** Start Available data **

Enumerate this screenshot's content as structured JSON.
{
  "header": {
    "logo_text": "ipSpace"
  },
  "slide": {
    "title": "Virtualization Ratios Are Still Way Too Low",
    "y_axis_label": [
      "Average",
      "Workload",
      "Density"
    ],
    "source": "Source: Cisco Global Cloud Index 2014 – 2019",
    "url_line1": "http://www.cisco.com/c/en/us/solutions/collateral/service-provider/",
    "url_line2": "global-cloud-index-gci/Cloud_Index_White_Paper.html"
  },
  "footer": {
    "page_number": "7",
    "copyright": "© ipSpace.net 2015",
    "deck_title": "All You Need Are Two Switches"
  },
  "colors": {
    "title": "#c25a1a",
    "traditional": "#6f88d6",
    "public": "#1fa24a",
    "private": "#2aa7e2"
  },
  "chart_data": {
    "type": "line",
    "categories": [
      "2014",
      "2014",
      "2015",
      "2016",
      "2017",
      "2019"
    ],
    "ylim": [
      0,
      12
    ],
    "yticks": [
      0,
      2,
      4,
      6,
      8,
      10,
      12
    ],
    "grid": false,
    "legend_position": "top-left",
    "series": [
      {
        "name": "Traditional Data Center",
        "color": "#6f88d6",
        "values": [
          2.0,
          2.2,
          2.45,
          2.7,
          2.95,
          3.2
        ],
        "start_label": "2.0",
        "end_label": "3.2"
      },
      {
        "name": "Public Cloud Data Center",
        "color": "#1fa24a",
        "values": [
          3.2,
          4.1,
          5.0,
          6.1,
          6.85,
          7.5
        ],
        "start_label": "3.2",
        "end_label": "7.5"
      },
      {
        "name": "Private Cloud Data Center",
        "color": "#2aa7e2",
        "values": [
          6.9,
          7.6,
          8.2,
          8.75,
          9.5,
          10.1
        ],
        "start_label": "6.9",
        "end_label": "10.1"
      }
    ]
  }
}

** End Available data **

■ Set exercise ■
Copy every line that includes the string "ipSpace" from the material above.

■ Correct output ■
    "logo_text": "ipSpace"
    "copyright": "© ipSpace.net 2015",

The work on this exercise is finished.